What the exercise asks: In the entries that follow, how many lines contain the word "substances"? Answer with the number only.

[Given data start]

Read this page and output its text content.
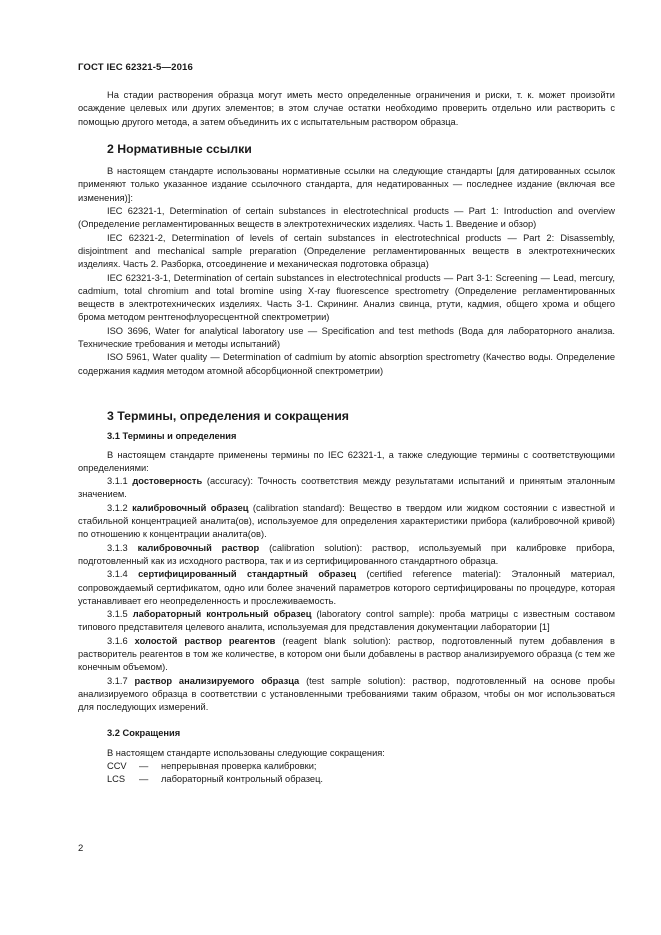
ГОСТ IEC 62321-5—2016

На стадии растворения образца могут иметь место определенные ограничения и риски, т. к. может произойти осаждение целевых или других элементов; в этом случае остатки необходимо проверить отдельно или растворить с помощью другого метода, а затем объединить их с испытательным раствором образца.

2 Нормативные ссылки

В настоящем стандарте использованы нормативные ссылки на следующие стандарты [для датированных ссылок применяют только указанное издание ссылочного стандарта, для недатированных — последнее издание (включая все изменения)]:

IEC 62321-1, Determination of certain substances in electrotechnical products — Part 1: Introduction and overview (Определение регламентированных веществ в электротехнических изделиях. Часть 1. Введение и обзор)

IEC 62321-2, Determination of levels of certain substances in electrotechnical products — Part 2: Disassembly, disjointment and mechanical sample preparation (Определение регламентированных веществ в электротехнических изделиях. Часть 2. Разборка, отсоединение и механическая подготовка образца)

IEC 62321-3-1, Determination of certain substances in electrotechnical products — Part 3-1: Screening — Lead, mercury, cadmium, total chromium and total bromine using X-ray fluorescence spectrometry (Определение регламентированных веществ в электротехнических изделиях. Часть 3-1. Скрининг. Анализ свинца, ртути, кадмия, общего хрома и общего брома методом рентгенофлуоресцентной спектрометрии)

ISO 3696, Water for analytical laboratory use — Specification and test methods (Вода для лабораторного анализа. Технические требования и методы испытаний)

ISO 5961, Water quality — Determination of cadmium by atomic absorption spectrometry (Качество воды. Определение содержания кадмия методом атомной абсорбционной спектрометрии)

3 Термины, определения и сокращения
3.1 Термины и определения

В настоящем стандарте применены термины по IEC 62321-1, а также следующие термины с соответствующими определениями:

3.1.1 достоверность (accuracy): Точность соответствия между результатами испытаний и принятым эталонным значением.

3.1.2 калибровочный образец (calibration standard): Вещество в твердом или жидком состоянии с известной и стабильной концентрацией аналита(ов), используемое для определения характеристики прибора (калибровочной кривой) по отношению к концентрации аналита(ов).

3.1.3 калибровочный раствор (calibration solution): раствор, используемый при калибровке прибора, подготовленный как из исходного раствора, так и из сертифицированного стандартного образца.

3.1.4 сертифицированный стандартный образец (certified reference material): Эталонный материал, сопровождаемый сертификатом, одно или более значений параметров которого сертифицированы по процедуре, которая устанавливает его неопределенность и прослеживаемость.

3.1.5 лабораторный контрольный образец (laboratory control sample): проба матрицы с известным составом типового представителя целевого аналита, используемая для представления документации лаборатории [1]

3.1.6 холостой раствор реагентов (reagent blank solution): раствор, подготовленный путем добавления в растворитель реагентов в том же количестве, в котором они были добавлены в раствор анализируемого образца (с тем же конечным объемом).

3.1.7 раствор анализируемого образца (test sample solution): раствор, подготовленный на основе пробы анализируемого образца в соответствии с установленными требованиями таким образом, чтобы он мог использоваться для последующих измерений.

3.2 Сокращения

В настоящем стандарте использованы следующие сокращения:

CCV	—	непрерывная проверка калибровки;
LCS	—	лабораторный контрольный образец.
2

[Given data end]

Worked answer: 3